[Extracted records]
────────────────

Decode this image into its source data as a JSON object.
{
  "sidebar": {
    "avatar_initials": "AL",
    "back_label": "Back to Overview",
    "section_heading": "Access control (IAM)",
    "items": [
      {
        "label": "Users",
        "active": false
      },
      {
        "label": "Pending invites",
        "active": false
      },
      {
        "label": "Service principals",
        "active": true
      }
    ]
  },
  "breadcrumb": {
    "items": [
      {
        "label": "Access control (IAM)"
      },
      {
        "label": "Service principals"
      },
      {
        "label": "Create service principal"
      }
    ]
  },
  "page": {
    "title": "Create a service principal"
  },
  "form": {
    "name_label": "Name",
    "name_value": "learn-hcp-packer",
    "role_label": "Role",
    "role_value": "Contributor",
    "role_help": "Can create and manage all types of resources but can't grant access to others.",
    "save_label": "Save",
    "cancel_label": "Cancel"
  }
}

────────────────

*To be done:* Your task is to transcribe the listing above in full, exactly as given.

*Complete answer:*
Decode this image into its source data as a JSON object.
{
  "sidebar": {
    "avatar_initials": "AL",
    "back_label": "Back to Overview",
    "section_heading": "Access control (IAM)",
    "items": [
      {
        "label": "Users",
        "active": false
      },
      {
        "label": "Pending invites",
        "active": false
      },
      {
        "label": "Service principals",
        "active": true
      }
    ]
  },
  "breadcrumb": {
    "items": [
      {
        "label": "Access control (IAM)"
      },
      {
        "label": "Service principals"
      },
      {
        "label": "Create service principal"
      }
    ]
  },
  "page": {
    "title": "Create a service principal"
  },
  "form": {
    "name_label": "Name",
    "name_value": "learn-hcp-packer",
    "role_label": "Role",
    "role_value": "Contributor",
    "role_help": "Can create and manage all types of resources but can't grant access to others.",
    "save_label": "Save",
    "cancel_label": "Cancel"
  }
}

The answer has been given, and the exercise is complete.